**Task description**
Give the items from the first line through the line containing "finish-update-button[interactable]: Finish update", inclusive, as a numbered list, leaving out any blank lines.

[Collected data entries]
* * * * *

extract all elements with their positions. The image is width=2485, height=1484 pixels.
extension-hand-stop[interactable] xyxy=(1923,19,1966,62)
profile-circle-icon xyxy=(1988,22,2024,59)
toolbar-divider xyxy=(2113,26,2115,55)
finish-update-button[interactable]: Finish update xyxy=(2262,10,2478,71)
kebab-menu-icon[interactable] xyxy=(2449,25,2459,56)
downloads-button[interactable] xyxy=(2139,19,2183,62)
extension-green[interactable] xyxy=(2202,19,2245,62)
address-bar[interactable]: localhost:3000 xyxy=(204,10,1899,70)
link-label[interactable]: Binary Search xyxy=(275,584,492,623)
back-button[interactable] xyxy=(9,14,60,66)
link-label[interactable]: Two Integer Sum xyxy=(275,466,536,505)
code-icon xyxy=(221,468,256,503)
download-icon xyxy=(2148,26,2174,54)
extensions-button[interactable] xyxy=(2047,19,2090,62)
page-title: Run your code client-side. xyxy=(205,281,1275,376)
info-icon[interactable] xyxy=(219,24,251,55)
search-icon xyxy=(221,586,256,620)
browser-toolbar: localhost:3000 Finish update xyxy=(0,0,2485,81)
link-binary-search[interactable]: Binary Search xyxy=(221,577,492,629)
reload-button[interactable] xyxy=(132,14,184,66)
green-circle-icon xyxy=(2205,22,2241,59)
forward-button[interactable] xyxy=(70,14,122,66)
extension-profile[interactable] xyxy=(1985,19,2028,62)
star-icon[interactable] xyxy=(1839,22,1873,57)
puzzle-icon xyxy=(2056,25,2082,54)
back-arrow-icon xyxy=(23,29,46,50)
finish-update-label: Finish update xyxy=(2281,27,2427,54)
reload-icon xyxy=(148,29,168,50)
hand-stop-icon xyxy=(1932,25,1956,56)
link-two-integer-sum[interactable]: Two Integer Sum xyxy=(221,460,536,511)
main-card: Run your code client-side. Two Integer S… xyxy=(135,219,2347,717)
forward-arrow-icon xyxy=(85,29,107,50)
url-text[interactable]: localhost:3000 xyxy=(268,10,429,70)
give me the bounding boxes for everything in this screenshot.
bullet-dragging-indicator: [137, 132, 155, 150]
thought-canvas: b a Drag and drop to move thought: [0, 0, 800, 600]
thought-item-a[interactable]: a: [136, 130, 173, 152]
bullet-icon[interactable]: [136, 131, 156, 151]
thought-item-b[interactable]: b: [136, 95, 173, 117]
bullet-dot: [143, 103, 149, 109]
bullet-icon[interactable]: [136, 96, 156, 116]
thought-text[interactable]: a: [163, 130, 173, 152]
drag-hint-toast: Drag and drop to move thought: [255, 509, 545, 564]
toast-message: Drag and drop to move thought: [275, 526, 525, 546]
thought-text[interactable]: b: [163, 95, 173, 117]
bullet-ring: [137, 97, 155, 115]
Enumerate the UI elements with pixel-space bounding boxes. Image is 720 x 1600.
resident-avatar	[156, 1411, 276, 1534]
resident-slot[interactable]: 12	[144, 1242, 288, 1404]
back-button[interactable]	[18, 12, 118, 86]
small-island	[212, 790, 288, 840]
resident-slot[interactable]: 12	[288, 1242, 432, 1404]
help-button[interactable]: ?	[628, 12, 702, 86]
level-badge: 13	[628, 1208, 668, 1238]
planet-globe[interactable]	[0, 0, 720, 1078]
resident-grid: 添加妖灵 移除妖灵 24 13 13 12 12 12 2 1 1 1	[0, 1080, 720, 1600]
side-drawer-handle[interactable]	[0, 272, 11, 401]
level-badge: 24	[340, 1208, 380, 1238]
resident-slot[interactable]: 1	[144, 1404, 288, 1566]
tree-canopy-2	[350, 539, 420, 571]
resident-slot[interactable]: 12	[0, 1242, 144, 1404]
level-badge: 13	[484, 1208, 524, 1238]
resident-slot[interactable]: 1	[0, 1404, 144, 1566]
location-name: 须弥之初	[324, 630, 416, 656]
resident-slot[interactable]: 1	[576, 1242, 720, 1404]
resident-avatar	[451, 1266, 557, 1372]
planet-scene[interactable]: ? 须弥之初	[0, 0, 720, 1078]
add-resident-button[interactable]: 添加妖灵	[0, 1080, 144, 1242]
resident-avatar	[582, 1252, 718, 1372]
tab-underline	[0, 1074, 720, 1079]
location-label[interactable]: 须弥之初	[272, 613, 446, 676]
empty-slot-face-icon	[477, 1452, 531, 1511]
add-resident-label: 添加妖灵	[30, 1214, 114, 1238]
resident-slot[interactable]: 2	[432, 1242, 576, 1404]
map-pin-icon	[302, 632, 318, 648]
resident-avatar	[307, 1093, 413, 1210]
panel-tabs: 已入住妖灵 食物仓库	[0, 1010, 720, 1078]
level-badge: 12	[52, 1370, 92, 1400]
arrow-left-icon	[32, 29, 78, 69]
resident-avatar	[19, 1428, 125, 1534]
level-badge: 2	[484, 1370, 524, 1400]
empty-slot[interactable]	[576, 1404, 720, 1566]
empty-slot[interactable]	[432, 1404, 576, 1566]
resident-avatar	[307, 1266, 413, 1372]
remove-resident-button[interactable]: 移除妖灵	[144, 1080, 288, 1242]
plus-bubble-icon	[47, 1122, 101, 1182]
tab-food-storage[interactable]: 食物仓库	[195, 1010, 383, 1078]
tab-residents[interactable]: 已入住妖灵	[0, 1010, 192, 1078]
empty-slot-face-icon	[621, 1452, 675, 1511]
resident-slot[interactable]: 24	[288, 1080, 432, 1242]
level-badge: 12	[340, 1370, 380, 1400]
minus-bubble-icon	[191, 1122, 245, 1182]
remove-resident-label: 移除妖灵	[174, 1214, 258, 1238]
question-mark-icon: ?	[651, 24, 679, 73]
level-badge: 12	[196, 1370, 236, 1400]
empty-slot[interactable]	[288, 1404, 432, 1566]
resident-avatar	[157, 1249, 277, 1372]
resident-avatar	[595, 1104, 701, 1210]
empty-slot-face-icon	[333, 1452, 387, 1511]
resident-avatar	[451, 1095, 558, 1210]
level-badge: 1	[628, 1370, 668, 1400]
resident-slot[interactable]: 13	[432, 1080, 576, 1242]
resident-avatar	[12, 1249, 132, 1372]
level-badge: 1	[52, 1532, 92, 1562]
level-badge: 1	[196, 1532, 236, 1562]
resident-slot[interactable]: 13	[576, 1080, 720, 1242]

* * * * *

**Written answer**
1. extract all elements with their positions. The image is width=2485, height=1484 pixels.
2. extension-hand-stop[interactable] xyxy=(1923,19,1966,62)
3. profile-circle-icon xyxy=(1988,22,2024,59)
4. toolbar-divider xyxy=(2113,26,2115,55)
5. finish-update-button[interactable]: Finish update xyxy=(2262,10,2478,71)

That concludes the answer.